▶ [Task goal] Identify the lines that contain the word "douban" and copy each one.

▶ [Stored rows]
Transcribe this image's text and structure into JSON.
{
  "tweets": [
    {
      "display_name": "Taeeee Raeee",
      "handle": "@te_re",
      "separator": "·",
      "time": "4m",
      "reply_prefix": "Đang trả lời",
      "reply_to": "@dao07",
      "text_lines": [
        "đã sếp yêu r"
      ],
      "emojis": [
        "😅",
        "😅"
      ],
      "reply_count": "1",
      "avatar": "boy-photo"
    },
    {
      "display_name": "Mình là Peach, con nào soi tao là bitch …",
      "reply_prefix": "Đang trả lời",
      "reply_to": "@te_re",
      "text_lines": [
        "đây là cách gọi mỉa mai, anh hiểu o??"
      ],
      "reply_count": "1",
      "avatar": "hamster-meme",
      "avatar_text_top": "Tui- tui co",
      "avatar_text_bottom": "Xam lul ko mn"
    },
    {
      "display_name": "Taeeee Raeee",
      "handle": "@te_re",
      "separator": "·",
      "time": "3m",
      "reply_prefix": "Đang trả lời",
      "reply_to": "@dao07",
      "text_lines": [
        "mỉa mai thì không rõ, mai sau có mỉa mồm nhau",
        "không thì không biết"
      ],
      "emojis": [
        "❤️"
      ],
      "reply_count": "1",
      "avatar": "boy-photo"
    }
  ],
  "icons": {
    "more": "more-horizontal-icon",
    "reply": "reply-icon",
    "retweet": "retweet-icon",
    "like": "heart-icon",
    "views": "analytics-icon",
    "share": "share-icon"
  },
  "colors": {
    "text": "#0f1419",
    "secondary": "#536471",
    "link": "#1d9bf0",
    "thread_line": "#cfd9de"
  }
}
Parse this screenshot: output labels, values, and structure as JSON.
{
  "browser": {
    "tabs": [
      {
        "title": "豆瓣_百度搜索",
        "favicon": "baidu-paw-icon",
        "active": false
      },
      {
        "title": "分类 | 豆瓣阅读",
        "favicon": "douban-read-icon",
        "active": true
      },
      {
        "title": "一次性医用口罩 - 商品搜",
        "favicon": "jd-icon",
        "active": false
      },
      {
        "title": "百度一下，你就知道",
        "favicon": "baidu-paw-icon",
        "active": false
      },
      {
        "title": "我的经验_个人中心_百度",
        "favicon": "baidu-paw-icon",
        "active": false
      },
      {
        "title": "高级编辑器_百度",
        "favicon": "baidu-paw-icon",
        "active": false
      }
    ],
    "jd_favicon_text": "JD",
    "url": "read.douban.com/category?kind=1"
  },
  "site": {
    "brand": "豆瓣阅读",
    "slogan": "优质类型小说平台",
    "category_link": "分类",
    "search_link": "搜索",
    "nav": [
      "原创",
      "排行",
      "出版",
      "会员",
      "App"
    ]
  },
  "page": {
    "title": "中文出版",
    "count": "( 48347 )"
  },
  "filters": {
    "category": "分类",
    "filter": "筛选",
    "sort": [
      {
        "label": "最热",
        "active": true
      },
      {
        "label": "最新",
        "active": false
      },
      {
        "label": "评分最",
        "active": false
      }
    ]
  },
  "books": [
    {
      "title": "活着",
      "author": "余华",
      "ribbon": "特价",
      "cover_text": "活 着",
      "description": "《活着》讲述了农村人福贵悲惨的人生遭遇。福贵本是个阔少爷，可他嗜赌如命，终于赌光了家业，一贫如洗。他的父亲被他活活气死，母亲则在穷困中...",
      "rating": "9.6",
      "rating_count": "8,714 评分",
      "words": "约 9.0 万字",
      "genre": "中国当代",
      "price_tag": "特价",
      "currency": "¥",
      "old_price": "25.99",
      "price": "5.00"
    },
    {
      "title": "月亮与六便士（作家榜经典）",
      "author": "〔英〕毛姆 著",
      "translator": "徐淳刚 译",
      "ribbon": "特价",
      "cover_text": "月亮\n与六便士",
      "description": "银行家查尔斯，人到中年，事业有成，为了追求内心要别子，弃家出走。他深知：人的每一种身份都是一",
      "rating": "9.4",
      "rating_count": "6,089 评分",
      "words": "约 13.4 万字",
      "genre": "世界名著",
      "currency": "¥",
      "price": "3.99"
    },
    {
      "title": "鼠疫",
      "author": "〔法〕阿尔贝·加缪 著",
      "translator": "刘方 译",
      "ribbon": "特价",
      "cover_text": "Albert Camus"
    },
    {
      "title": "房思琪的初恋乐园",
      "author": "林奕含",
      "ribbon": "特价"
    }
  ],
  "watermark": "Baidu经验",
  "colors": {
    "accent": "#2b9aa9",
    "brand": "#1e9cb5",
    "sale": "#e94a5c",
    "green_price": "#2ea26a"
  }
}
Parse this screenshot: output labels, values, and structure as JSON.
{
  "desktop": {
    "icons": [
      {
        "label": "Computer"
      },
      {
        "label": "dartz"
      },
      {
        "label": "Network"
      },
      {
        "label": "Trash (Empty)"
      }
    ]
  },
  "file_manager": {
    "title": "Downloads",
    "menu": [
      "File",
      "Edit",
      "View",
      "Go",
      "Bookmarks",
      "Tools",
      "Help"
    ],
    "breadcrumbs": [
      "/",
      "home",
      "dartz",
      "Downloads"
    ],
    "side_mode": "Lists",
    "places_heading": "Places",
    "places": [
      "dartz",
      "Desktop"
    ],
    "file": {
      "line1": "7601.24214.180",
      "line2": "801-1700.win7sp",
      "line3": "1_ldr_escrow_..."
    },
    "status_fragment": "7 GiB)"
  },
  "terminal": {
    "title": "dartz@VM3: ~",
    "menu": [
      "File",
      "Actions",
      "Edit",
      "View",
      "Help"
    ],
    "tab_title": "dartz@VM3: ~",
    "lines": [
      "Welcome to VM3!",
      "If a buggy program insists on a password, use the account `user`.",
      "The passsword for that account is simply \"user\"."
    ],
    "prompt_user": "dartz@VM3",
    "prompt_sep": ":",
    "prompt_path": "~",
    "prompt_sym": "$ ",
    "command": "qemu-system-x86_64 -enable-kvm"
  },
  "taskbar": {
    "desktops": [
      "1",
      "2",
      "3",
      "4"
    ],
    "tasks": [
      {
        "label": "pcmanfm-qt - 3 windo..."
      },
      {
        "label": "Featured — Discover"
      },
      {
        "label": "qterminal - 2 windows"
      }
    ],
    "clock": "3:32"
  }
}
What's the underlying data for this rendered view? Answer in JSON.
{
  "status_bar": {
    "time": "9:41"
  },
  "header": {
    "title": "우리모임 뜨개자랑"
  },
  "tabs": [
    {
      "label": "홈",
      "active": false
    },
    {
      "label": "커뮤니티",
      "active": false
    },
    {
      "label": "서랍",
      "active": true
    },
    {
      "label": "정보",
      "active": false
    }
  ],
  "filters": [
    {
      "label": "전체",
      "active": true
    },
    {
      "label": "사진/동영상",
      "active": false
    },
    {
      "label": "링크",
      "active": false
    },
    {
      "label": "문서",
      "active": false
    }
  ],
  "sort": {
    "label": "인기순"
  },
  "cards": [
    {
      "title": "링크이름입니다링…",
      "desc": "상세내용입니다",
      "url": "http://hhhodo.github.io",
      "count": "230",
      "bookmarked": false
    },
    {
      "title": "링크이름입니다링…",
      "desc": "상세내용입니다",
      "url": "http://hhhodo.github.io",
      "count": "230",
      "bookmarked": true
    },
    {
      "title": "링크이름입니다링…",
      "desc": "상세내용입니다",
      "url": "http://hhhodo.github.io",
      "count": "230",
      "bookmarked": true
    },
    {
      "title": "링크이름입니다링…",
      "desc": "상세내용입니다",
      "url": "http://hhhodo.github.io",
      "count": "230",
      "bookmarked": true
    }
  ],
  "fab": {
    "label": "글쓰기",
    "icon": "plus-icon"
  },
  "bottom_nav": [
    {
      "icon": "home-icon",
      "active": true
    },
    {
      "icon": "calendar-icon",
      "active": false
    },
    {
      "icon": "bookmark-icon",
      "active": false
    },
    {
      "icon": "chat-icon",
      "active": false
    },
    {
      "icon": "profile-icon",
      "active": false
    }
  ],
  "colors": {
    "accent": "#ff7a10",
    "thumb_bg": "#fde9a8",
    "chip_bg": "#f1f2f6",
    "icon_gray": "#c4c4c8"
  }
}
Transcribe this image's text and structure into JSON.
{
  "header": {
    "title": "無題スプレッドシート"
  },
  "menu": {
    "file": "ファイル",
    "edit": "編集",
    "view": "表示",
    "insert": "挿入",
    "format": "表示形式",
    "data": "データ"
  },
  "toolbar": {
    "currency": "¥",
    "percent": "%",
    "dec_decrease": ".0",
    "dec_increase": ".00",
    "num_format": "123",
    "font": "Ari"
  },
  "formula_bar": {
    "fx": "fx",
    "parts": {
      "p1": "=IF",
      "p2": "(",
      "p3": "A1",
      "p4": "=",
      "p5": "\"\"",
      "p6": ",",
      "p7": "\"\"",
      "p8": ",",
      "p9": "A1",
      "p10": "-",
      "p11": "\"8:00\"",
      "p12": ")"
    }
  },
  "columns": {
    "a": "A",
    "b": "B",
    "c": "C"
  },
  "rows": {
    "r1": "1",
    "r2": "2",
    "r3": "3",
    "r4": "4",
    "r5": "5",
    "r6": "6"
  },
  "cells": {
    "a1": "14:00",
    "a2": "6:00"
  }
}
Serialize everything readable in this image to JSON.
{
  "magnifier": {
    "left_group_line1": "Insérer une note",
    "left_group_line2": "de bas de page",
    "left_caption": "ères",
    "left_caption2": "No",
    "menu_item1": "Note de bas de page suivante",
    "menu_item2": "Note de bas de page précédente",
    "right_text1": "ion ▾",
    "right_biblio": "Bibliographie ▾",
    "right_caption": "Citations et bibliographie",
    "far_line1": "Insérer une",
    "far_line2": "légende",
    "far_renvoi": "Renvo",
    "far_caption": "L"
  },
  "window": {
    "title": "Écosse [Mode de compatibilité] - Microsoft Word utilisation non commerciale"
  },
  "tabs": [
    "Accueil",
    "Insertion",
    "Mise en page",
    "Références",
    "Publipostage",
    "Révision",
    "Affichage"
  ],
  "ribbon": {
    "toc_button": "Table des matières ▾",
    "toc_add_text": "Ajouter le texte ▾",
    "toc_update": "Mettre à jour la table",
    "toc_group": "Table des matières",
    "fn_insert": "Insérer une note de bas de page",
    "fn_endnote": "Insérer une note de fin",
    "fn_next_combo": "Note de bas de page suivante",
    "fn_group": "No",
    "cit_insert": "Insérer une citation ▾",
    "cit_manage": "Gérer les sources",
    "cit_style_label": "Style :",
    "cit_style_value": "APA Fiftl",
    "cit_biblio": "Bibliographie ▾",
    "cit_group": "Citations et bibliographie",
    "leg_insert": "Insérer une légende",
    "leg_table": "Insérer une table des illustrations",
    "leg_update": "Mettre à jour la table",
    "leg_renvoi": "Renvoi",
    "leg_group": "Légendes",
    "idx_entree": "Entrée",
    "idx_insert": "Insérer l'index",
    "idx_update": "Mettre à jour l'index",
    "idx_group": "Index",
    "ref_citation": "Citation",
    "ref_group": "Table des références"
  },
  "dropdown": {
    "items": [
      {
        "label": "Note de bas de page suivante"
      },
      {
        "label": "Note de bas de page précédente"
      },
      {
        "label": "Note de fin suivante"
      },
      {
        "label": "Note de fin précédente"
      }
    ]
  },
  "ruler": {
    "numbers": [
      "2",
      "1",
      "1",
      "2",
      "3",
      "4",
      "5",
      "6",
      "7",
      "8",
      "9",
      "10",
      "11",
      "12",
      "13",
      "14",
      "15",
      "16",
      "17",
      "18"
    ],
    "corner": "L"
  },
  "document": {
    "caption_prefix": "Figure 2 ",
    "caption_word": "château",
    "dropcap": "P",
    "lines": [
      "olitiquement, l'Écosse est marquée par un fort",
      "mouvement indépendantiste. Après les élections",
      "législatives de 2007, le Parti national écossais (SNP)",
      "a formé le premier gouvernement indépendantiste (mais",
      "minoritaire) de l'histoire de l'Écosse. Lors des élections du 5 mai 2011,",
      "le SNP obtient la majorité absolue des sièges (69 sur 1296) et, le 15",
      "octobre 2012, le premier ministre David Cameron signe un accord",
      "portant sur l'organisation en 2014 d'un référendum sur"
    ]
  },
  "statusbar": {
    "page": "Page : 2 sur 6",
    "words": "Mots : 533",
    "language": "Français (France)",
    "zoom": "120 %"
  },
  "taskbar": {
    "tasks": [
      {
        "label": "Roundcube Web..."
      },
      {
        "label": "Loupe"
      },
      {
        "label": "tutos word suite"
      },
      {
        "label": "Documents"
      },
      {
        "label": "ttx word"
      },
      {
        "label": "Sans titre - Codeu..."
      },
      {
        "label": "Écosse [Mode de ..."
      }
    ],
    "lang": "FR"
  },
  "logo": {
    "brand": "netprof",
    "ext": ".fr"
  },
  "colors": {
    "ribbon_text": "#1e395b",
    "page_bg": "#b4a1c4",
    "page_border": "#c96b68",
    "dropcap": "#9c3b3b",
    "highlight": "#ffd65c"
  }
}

▶ [Task output]
        "favicon": "douban-read-icon",
    "url": "read.douban.com/category?kind=1"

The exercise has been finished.